GOAL. Without including any pictures, write out all the entries exactly.

EXTRACTED INFORMATION.
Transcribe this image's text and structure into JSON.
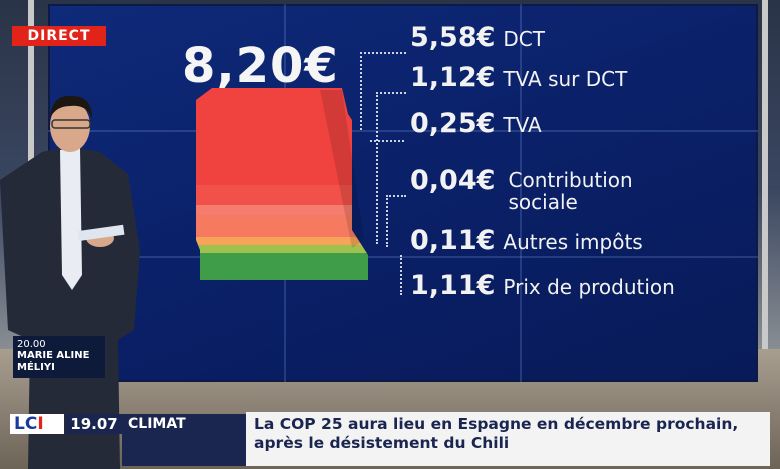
{
  "badge": "DIRECT",
  "total_price": "8,20€",
  "breakdown": [
    {
      "value": "5,58€",
      "label": "DCT"
    },
    {
      "value": "1,12€",
      "label": "TVA sur DCT"
    },
    {
      "value": "0,25€",
      "label": "TVA"
    },
    {
      "value": "0,04€",
      "label": "Contribution sociale"
    },
    {
      "value": "0,11€",
      "label": "Autres impôts"
    },
    {
      "value": "1,11€",
      "label": "Prix de prodution"
    }
  ],
  "presenter": {
    "time": "20.00",
    "name": "MARIE ALINE MÉLIYI"
  },
  "ticker": {
    "channel_l": "LC",
    "channel_i": "I",
    "clock": "19.07",
    "topic": "CLIMAT",
    "headline": "La COP 25 aura lieu en Espagne en décembre prochain, après le désistement du Chili"
  },
  "colors": {
    "wall": "#0a2068",
    "red": "#f0433f",
    "salmon": "#f57c6e",
    "orange": "#f7a45a",
    "green": "#3f9d4a",
    "badge": "#e2231a"
  }
}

CORRECT RESPONSE.
Transcribe this image's text and structure into JSON.
{
  "badge": "DIRECT",
  "total_price": "8,20€",
  "breakdown": [
    {
      "value": "5,58€",
      "label": "DCT"
    },
    {
      "value": "1,12€",
      "label": "TVA sur DCT"
    },
    {
      "value": "0,25€",
      "label": "TVA"
    },
    {
      "value": "0,04€",
      "label": "Contribution sociale"
    },
    {
      "value": "0,11€",
      "label": "Autres impôts"
    },
    {
      "value": "1,11€",
      "label": "Prix de prodution"
    }
  ],
  "presenter": {
    "time": "20.00",
    "name": "MARIE ALINE MÉLIYI"
  },
  "ticker": {
    "channel_l": "LC",
    "channel_i": "I",
    "clock": "19.07",
    "topic": "CLIMAT",
    "headline": "La COP 25 aura lieu en Espagne en décembre prochain, après le désistement du Chili"
  },
  "colors": {
    "wall": "#0a2068",
    "red": "#f0433f",
    "salmon": "#f57c6e",
    "orange": "#f7a45a",
    "green": "#3f9d4a",
    "badge": "#e2231a"
  }
}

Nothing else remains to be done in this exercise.